Raw records:

__________

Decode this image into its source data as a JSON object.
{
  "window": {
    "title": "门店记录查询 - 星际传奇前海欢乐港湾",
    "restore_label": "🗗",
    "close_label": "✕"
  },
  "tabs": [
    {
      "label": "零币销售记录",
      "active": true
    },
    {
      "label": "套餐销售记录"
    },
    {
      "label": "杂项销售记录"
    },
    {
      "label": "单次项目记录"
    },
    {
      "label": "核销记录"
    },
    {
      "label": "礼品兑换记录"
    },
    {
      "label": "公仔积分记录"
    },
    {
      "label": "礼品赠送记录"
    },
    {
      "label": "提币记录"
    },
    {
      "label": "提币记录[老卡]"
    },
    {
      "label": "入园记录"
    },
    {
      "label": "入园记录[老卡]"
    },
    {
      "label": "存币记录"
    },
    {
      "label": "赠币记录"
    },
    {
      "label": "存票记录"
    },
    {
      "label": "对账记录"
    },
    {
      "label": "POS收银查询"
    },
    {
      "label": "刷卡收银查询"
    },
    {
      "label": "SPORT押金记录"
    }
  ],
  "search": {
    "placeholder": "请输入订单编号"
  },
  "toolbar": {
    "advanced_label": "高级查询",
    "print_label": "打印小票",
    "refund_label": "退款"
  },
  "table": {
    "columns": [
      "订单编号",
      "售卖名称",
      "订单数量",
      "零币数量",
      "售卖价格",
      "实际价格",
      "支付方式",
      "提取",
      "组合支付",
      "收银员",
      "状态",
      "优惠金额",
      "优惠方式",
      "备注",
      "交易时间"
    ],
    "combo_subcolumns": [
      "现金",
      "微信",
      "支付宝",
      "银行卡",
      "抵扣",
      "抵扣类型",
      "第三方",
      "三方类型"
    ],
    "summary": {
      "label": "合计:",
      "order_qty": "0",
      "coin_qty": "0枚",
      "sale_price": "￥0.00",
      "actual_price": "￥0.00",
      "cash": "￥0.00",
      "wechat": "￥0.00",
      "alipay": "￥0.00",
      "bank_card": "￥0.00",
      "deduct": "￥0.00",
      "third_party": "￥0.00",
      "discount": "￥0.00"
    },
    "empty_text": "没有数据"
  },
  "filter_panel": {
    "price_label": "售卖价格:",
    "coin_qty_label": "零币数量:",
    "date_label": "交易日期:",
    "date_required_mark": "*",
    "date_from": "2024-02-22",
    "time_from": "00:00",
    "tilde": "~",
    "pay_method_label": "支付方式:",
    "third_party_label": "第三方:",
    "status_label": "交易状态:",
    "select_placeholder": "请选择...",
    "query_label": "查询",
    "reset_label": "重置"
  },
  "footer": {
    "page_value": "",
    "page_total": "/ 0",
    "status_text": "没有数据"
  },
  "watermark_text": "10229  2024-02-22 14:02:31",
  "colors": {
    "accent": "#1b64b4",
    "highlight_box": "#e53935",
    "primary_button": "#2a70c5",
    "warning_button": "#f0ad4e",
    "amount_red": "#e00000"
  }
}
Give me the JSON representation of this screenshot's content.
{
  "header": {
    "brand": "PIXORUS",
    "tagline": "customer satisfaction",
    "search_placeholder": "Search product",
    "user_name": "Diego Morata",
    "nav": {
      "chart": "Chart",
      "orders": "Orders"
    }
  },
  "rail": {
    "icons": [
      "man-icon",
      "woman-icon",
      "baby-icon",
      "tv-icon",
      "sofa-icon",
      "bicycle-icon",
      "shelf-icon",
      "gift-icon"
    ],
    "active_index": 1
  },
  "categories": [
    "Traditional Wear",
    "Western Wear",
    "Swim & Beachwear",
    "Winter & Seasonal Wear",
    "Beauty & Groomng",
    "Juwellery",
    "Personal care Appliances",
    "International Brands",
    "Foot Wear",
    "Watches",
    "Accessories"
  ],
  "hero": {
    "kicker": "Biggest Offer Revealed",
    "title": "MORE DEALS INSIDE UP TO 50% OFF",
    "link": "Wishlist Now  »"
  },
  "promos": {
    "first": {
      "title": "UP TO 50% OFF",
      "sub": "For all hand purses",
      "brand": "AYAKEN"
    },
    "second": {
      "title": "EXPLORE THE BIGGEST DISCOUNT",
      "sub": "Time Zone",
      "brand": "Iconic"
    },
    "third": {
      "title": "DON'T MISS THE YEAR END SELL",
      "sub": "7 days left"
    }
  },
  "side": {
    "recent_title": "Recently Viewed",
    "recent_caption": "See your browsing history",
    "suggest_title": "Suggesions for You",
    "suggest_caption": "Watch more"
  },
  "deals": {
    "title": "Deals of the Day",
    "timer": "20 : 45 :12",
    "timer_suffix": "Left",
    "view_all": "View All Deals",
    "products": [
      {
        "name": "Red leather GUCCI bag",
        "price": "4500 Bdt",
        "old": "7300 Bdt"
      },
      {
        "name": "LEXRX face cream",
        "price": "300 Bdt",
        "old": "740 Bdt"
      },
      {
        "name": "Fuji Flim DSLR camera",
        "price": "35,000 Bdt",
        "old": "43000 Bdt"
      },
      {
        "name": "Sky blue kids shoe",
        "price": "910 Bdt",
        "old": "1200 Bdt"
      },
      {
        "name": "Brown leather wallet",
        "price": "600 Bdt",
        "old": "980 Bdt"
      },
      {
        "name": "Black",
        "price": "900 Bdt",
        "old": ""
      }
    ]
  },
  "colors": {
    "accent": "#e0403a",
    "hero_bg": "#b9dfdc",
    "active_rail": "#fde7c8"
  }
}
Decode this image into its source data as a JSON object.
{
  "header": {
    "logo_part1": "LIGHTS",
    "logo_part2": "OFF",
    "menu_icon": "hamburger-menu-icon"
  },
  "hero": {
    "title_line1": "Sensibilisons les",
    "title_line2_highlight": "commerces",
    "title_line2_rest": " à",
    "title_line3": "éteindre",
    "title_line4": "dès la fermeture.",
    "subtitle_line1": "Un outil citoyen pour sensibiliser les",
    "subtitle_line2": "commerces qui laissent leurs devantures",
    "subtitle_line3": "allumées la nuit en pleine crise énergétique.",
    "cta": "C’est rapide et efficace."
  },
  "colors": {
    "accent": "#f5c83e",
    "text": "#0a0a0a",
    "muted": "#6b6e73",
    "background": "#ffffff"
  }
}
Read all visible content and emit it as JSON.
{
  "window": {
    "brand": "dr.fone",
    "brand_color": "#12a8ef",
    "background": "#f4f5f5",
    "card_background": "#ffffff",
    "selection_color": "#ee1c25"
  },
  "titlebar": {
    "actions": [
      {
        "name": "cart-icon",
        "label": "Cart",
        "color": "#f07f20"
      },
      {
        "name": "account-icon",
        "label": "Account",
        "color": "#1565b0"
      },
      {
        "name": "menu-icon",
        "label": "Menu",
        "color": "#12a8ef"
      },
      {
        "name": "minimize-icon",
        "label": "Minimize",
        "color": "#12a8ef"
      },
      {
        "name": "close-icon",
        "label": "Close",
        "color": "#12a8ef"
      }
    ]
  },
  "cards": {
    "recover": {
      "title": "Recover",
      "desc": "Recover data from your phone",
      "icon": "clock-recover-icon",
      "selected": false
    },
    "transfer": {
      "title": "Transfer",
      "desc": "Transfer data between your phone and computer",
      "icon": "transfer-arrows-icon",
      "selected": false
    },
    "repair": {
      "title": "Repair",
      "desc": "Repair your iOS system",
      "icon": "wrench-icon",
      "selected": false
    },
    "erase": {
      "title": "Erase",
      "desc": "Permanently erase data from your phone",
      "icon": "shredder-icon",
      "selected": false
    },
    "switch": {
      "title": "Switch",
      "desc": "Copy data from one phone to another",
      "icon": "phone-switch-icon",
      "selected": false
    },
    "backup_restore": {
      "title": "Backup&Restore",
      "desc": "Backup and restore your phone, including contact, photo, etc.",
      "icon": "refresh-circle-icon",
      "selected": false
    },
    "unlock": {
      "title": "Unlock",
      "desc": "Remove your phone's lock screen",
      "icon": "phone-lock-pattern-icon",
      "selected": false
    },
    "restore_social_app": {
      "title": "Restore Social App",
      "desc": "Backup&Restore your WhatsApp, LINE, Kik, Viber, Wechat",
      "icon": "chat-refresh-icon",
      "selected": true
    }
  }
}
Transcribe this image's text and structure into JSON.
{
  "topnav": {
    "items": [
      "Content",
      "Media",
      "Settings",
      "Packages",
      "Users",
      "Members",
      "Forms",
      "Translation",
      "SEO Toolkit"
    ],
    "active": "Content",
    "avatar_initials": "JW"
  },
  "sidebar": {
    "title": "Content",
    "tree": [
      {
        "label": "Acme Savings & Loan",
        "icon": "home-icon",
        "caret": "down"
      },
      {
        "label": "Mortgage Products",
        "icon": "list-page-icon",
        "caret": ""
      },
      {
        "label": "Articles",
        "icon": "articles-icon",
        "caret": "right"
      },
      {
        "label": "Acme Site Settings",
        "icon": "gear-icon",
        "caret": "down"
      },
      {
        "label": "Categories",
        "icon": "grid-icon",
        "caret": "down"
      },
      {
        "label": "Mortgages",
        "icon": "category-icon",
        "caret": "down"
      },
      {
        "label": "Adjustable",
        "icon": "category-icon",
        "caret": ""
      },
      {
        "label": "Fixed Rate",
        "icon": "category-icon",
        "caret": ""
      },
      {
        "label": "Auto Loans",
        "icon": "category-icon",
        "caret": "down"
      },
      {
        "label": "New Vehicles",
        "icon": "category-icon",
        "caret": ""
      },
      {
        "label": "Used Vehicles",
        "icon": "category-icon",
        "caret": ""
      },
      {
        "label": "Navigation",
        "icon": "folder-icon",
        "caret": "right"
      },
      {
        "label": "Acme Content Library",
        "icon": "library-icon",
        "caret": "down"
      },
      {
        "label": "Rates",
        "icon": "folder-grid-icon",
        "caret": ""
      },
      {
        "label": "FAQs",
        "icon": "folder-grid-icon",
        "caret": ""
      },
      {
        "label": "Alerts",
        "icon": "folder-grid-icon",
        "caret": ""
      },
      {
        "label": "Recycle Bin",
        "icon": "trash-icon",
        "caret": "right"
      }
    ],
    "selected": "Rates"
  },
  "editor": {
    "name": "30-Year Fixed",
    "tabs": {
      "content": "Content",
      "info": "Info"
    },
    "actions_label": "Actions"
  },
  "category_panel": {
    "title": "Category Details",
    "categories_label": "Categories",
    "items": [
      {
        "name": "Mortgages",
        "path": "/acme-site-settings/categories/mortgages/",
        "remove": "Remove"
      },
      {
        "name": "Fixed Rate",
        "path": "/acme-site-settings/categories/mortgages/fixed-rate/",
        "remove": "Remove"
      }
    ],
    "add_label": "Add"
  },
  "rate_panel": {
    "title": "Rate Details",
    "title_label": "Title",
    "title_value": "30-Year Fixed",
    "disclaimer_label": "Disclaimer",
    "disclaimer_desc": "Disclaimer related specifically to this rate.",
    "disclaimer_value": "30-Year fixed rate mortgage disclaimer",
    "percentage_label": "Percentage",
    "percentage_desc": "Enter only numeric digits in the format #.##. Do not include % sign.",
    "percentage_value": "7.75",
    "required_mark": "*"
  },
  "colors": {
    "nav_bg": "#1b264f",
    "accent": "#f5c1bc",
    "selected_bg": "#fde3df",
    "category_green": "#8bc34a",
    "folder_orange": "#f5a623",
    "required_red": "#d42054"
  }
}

__________

Your objective - Search the entries for the word "data" and gather every line where it appears.

The output -
Decode this image into its source data as a JSON object.
Decode this image into its source data as a JSON object.
      "desc": "Recover data from your phone",
      "desc": "Transfer data between your phone and computer",
      "desc": "Permanently erase data from your phone",
      "desc": "Copy data from one phone to another",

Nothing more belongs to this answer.